Copy the records below exactly, leaving out every picture.
--- start of Dataset excerpts ---
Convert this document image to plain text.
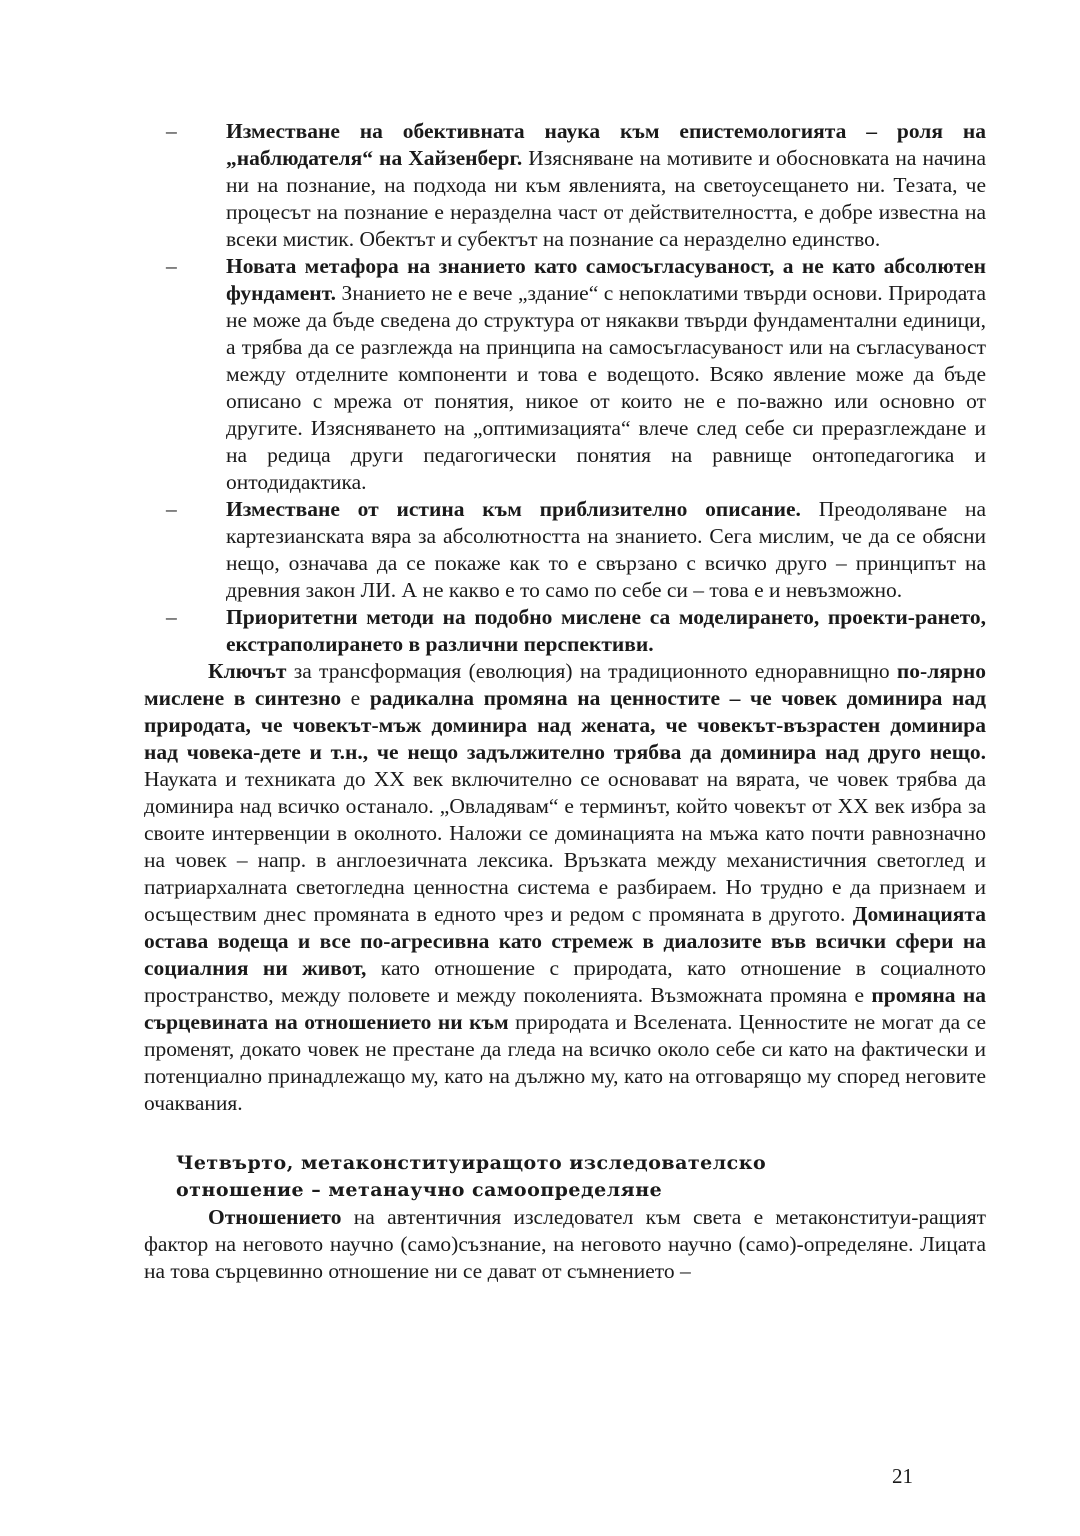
– Изместване на обективната наука към епистемологията – роля на „наблюдателя“ на Хайзенберг. Изясняване на мотивите и обосновката на начина ни на познание, на подхода ни към явленията, на светоусещането ни. Тезата, че процесът на познание е неразделна част от действителността, е добре известна на всеки мистик. Обектът и субектът на познание са неразделно единство.
– Новата метафора на знанието като самосъгласуваност, а не като абсолютен фундамент. Знанието не е вече „здание“ с непоклатими твърди основи. Природата не може да бъде сведена до структура от някакви твърди фундаментални единици, а трябва да се разглежда на принципа на самосъгласуваност или на съгласуваност между отделните компоненти и това е водещото. Всяко явление може да бъде описано с мрежа от понятия, никое от които не е по-важно или основно от другите. Изясняването на „оптимизацията“ влече след себе си преразглеждане и на редица други педагогически понятия на равнище онтопедагогика и онтодидактика.
– Изместване от истина към приблизително описание. Преодоляване на картезианската вяра за абсолютността на знанието. Сега мислим, че да се обясни нещо, означава да се покаже как то е свързано с всичко друго – принципът на древния закон ЛИ. А не какво е то само по себе си – това е и невъзможно.
– Приоритетни методи на подобно мислене са моделирането, проекти-рането, екстраполирането в различни перспективи.

Ключът за трансформация (еволюция) на традиционното едноравнищно по-лярно мислене в синтезно е радикална промяна на ценностите – че човек доминира над природата, че човекът-мъж доминира над жената, че човекът-възрастен доминира над човека-дете и т.н., че нещо задължително трябва да доминира над друго нещо. Науката и техниката до XX век включително се основават на вярата, че човек трябва да доминира над всичко останало. „Овладявам“ е терминът, който човекът от XX век избра за своите интервенции в околното. Наложи се доминацията на мъжа като почти равнозначно на човек – напр. в англоезичната лексика. Връзката между механистичния светоглед и патриархалната светогледна ценностна система е разбираем. Но трудно е да признаем и осъществим днес промяната в едното чрез и редом с промяната в другото. Доминацията остава водеща и все по-агресивна като стремеж в диалозите във всички сфери на социалния ни живот, като отношение с природата, като отношение в социалното пространство, между половете и между поколенията. Възможната промяна е промяна на сърцевината на отношението ни към природата и Вселената. Ценностите не могат да се променят, докато човек не престане да гледа на всичко около себе си като на фактически и потенциално принадлежащо му, като на дължно му, като на отговарящо му според неговите очаквания.

Четвърто, метаконституиращото изследователско
отношение – метанаучно самоопределяне

Отношението на автентичния изследовател към света е метаконституи-ращият фактор на неговото научно (само)съзнание, на неговото научно (само)-определяне. Лицата на това сърцевинно отношение ни се дават от съмнението –

21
--- end of Dataset excerpts ---
Reply ::
Convert this document image to plain text.
– Изместване на обективната наука към епистемологията – роля на „наблюдателя“ на Хайзенберг. Изясняване на мотивите и обосновката на начина ни на познание, на подхода ни към явленията, на светоусещането ни. Тезата, че процесът на познание е неразделна част от действителността, е добре известна на всеки мистик. Обектът и субектът на познание са неразделно единство.
– Новата метафора на знанието като самосъгласуваност, а не като абсолютен фундамент. Знанието не е вече „здание“ с непоклатими твърди основи. Природата не може да бъде сведена до структура от някакви твърди фундаментални единици, а трябва да се разглежда на принципа на самосъгласуваност или на съгласуваност между отделните компоненти и това е водещото. Всяко явление може да бъде описано с мрежа от понятия, никое от които не е по-важно или основно от другите. Изясняването на „оптимизацията“ влече след себе си преразглеждане и на редица други педагогически понятия на равнище онтопедагогика и онтодидактика.
– Изместване от истина към приблизително описание. Преодоляване на картезианската вяра за абсолютността на знанието. Сега мислим, че да се обясни нещо, означава да се покаже как то е свързано с всичко друго – принципът на древния закон ЛИ. А не какво е то само по себе си – това е и невъзможно.
– Приоритетни методи на подобно мислене са моделирането, проекти-рането, екстраполирането в различни перспективи.

Ключът за трансформация (еволюция) на традиционното едноравнищно по-лярно мислене в синтезно е радикална промяна на ценностите – че човек доминира над природата, че човекът-мъж доминира над жената, че човекът-възрастен доминира над човека-дете и т.н., че нещо задължително трябва да доминира над друго нещо. Науката и техниката до XX век включително се основават на вярата, че човек трябва да доминира над всичко останало. „Овладявам“ е терминът, който човекът от XX век избра за своите интервенции в околното. Наложи се доминацията на мъжа като почти равнозначно на човек – напр. в англоезичната лексика. Връзката между механистичния светоглед и патриархалната светогледна ценностна система е разбираем. Но трудно е да признаем и осъществим днес промяната в едното чрез и редом с промяната в другото. Доминацията остава водеща и все по-агресивна като стремеж в диалозите във всички сфери на социалния ни живот, като отношение с природата, като отношение в социалното пространство, между половете и между поколенията. Възможната промяна е промяна на сърцевината на отношението ни към природата и Вселената. Ценностите не могат да се променят, докато човек не престане да гледа на всичко около себе си като на фактически и потенциално принадлежащо му, като на дължно му, като на отговарящо му според неговите очаквания.

Четвърто, метаконституиращото изследователско
отношение – метанаучно самоопределяне

Отношението на автентичния изследовател към света е метаконституи-ращият фактор на неговото научно (само)съзнание, на неговото научно (само)-определяне. Лицата на това сърцевинно отношение ни се дават от съмнението –

21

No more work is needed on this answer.